#### Stored records
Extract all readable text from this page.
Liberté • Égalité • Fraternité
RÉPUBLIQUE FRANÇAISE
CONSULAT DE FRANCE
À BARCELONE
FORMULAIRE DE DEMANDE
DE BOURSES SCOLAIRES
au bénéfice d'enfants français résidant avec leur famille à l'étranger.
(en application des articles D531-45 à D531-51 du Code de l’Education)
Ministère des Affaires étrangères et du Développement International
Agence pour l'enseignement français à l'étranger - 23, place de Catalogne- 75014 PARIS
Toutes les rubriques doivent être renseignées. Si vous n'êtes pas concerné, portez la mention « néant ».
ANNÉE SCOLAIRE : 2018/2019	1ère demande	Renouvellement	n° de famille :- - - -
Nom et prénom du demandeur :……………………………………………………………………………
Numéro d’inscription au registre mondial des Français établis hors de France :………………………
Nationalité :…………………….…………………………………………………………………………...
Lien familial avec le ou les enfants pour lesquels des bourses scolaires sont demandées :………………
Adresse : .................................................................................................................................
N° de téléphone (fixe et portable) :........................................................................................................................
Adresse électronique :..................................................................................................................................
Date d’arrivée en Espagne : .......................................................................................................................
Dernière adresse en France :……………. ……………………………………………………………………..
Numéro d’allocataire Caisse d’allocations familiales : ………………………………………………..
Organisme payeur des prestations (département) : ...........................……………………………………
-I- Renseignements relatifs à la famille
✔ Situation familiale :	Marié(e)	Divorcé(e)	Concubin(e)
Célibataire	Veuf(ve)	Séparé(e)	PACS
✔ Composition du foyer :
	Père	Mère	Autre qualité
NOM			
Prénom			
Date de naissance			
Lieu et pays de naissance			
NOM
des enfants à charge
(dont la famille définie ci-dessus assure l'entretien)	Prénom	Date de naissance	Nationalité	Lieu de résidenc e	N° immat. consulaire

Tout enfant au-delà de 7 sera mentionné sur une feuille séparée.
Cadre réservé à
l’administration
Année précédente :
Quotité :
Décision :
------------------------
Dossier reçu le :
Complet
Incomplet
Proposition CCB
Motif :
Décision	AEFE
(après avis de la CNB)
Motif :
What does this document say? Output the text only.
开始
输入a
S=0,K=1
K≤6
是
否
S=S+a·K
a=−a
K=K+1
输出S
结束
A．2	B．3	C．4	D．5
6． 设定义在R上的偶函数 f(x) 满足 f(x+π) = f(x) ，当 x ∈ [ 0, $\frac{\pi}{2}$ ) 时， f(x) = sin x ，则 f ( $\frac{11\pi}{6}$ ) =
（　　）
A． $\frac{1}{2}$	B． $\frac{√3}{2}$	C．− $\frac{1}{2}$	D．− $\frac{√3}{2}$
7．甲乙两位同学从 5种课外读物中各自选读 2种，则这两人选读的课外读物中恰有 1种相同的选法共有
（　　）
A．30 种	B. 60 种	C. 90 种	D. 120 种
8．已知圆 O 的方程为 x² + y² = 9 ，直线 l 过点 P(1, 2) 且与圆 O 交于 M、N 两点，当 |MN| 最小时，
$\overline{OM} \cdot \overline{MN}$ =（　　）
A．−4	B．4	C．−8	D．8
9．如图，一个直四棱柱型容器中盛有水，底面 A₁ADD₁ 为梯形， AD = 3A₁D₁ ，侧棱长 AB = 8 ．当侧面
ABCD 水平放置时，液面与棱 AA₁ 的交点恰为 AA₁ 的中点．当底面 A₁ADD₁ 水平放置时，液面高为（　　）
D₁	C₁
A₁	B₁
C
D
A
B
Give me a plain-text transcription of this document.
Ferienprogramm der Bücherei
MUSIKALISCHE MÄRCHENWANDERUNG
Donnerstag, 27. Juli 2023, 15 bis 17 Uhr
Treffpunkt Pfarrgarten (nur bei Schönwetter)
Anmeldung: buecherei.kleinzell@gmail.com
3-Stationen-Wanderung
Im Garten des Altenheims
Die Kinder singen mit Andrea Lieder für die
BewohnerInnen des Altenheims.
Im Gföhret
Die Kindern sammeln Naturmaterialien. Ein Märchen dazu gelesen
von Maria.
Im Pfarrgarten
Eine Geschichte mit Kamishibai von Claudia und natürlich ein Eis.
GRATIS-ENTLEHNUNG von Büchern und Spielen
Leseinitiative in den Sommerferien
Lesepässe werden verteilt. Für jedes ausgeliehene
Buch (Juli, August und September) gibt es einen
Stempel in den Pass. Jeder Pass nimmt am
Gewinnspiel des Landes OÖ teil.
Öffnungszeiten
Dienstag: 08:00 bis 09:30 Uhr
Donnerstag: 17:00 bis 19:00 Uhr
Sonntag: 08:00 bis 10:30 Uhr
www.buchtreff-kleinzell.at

#### Problem description
Extract the complete set of records unchanged.

#### Correct response
Extract all readable text from this page.
Liberté • Égalité • Fraternité
RÉPUBLIQUE FRANÇAISE
CONSULAT DE FRANCE
À BARCELONE
FORMULAIRE DE DEMANDE
DE BOURSES SCOLAIRES
au bénéfice d'enfants français résidant avec leur famille à l'étranger.
(en application des articles D531-45 à D531-51 du Code de l’Education)
Ministère des Affaires étrangères et du Développement International
Agence pour l'enseignement français à l'étranger - 23, place de Catalogne- 75014 PARIS
Toutes les rubriques doivent être renseignées. Si vous n'êtes pas concerné, portez la mention « néant ».
ANNÉE SCOLAIRE : 2018/2019	1ère demande	Renouvellement	n° de famille :- - - -
Nom et prénom du demandeur :……………………………………………………………………………
Numéro d’inscription au registre mondial des Français établis hors de France :………………………
Nationalité :…………………….…………………………………………………………………………...
Lien familial avec le ou les enfants pour lesquels des bourses scolaires sont demandées :………………
Adresse : .................................................................................................................................
N° de téléphone (fixe et portable) :........................................................................................................................
Adresse électronique :..................................................................................................................................
Date d’arrivée en Espagne : .......................................................................................................................
Dernière adresse en France :……………. ……………………………………………………………………..
Numéro d’allocataire Caisse d’allocations familiales : ………………………………………………..
Organisme payeur des prestations (département) : ...........................……………………………………
-I- Renseignements relatifs à la famille
✔ Situation familiale :	Marié(e)	Divorcé(e)	Concubin(e)
Célibataire	Veuf(ve)	Séparé(e)	PACS
✔ Composition du foyer :
	Père	Mère	Autre qualité
NOM			
Prénom			
Date de naissance			
Lieu et pays de naissance			
NOM
des enfants à charge
(dont la famille définie ci-dessus assure l'entretien)	Prénom	Date de naissance	Nationalité	Lieu de résidenc e	N° immat. consulaire

Tout enfant au-delà de 7 sera mentionné sur une feuille séparée.
Cadre réservé à
l’administration
Année précédente :
Quotité :
Décision :
------------------------
Dossier reçu le :
Complet
Incomplet
Proposition CCB
Motif :
Décision	AEFE
(après avis de la CNB)
Motif :
What does this document say? Output the text only.
开始
输入a
S=0,K=1
K≤6
是
否
S=S+a·K
a=−a
K=K+1
输出S
结束
A．2	B．3	C．4	D．5
6． 设定义在R上的偶函数 f(x) 满足 f(x+π) = f(x) ，当 x ∈ [ 0, $\frac{\pi}{2}$ ) 时， f(x) = sin x ，则 f ( $\frac{11\pi}{6}$ ) =
（　　）
A． $\frac{1}{2}$	B． $\frac{√3}{2}$	C．− $\frac{1}{2}$	D．− $\frac{√3}{2}$
7．甲乙两位同学从 5种课外读物中各自选读 2种，则这两人选读的课外读物中恰有 1种相同的选法共有
（　　）
A．30 种	B. 60 种	C. 90 种	D. 120 种
8．已知圆 O 的方程为 x² + y² = 9 ，直线 l 过点 P(1, 2) 且与圆 O 交于 M、N 两点，当 |MN| 最小时，
$\overline{OM} \cdot \overline{MN}$ =（　　）
A．−4	B．4	C．−8	D．8
9．如图，一个直四棱柱型容器中盛有水，底面 A₁ADD₁ 为梯形， AD = 3A₁D₁ ，侧棱长 AB = 8 ．当侧面
ABCD 水平放置时，液面与棱 AA₁ 的交点恰为 AA₁ 的中点．当底面 A₁ADD₁ 水平放置时，液面高为（　　）
D₁	C₁
A₁	B₁
C
D
A
B
Give me a plain-text transcription of this document.
Ferienprogramm der Bücherei
MUSIKALISCHE MÄRCHENWANDERUNG
Donnerstag, 27. Juli 2023, 15 bis 17 Uhr
Treffpunkt Pfarrgarten (nur bei Schönwetter)
Anmeldung: buecherei.kleinzell@gmail.com
3-Stationen-Wanderung
Im Garten des Altenheims
Die Kinder singen mit Andrea Lieder für die
BewohnerInnen des Altenheims.
Im Gföhret
Die Kindern sammeln Naturmaterialien. Ein Märchen dazu gelesen
von Maria.
Im Pfarrgarten
Eine Geschichte mit Kamishibai von Claudia und natürlich ein Eis.
GRATIS-ENTLEHNUNG von Büchern und Spielen
Leseinitiative in den Sommerferien
Lesepässe werden verteilt. Für jedes ausgeliehene
Buch (Juli, August und September) gibt es einen
Stempel in den Pass. Jeder Pass nimmt am
Gewinnspiel des Landes OÖ teil.
Öffnungszeiten
Dienstag: 08:00 bis 09:30 Uhr
Donnerstag: 17:00 bis 19:00 Uhr
Sonntag: 08:00 bis 10:30 Uhr
www.buchtreff-kleinzell.at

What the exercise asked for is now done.